Transcribe the material in full, exactly as written.

====== EXCERPTED RECORDS

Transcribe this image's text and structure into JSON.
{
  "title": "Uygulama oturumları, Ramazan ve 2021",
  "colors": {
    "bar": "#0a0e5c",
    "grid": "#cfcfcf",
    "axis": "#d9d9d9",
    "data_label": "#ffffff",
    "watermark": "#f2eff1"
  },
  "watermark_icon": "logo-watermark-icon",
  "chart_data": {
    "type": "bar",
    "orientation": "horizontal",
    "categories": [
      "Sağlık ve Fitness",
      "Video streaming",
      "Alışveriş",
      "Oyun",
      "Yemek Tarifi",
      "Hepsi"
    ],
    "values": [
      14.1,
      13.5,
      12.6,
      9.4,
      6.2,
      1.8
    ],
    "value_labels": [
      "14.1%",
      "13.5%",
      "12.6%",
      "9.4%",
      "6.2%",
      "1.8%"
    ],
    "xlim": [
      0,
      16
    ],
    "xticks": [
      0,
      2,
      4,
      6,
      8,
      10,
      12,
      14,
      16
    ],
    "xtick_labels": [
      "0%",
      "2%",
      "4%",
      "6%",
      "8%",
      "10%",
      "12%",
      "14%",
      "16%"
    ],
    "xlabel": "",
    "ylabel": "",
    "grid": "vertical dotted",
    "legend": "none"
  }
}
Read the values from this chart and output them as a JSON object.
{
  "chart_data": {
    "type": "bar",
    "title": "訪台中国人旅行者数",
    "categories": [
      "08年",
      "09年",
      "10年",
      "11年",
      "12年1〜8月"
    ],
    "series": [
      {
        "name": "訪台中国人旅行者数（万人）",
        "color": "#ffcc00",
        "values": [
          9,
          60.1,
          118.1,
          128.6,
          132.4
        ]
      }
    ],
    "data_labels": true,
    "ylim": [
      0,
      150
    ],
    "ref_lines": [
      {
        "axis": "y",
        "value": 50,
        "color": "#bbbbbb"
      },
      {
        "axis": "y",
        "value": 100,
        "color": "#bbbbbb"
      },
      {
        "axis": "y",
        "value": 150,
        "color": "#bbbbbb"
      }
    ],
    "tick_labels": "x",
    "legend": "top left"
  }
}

============

PROBLEM SOLUTION -
Transcribe this image's text and structure into JSON.
{
  "title": "Uygulama oturumları, Ramazan ve 2021",
  "colors": {
    "bar": "#0a0e5c",
    "grid": "#cfcfcf",
    "axis": "#d9d9d9",
    "data_label": "#ffffff",
    "watermark": "#f2eff1"
  },
  "watermark_icon": "logo-watermark-icon",
  "chart_data": {
    "type": "bar",
    "orientation": "horizontal",
    "categories": [
      "Sağlık ve Fitness",
      "Video streaming",
      "Alışveriş",
      "Oyun",
      "Yemek Tarifi",
      "Hepsi"
    ],
    "values": [
      14.1,
      13.5,
      12.6,
      9.4,
      6.2,
      1.8
    ],
    "value_labels": [
      "14.1%",
      "13.5%",
      "12.6%",
      "9.4%",
      "6.2%",
      "1.8%"
    ],
    "xlim": [
      0,
      16
    ],
    "xticks": [
      0,
      2,
      4,
      6,
      8,
      10,
      12,
      14,
      16
    ],
    "xtick_labels": [
      "0%",
      "2%",
      "4%",
      "6%",
      "8%",
      "10%",
      "12%",
      "14%",
      "16%"
    ],
    "xlabel": "",
    "ylabel": "",
    "grid": "vertical dotted",
    "legend": "none"
  }
}
Read the values from this chart and output them as a JSON object.
{
  "chart_data": {
    "type": "bar",
    "title": "訪台中国人旅行者数",
    "categories": [
      "08年",
      "09年",
      "10年",
      "11年",
      "12年1〜8月"
    ],
    "series": [
      {
        "name": "訪台中国人旅行者数（万人）",
        "color": "#ffcc00",
        "values": [
          9,
          60.1,
          118.1,
          128.6,
          132.4
        ]
      }
    ],
    "data_labels": true,
    "ylim": [
      0,
      150
    ],
    "ref_lines": [
      {
        "axis": "y",
        "value": 50,
        "color": "#bbbbbb"
      },
      {
        "axis": "y",
        "value": 100,
        "color": "#bbbbbb"
      },
      {
        "axis": "y",
        "value": 150,
        "color": "#bbbbbb"
      }
    ],
    "tick_labels": "x",
    "legend": "top left"
  }
}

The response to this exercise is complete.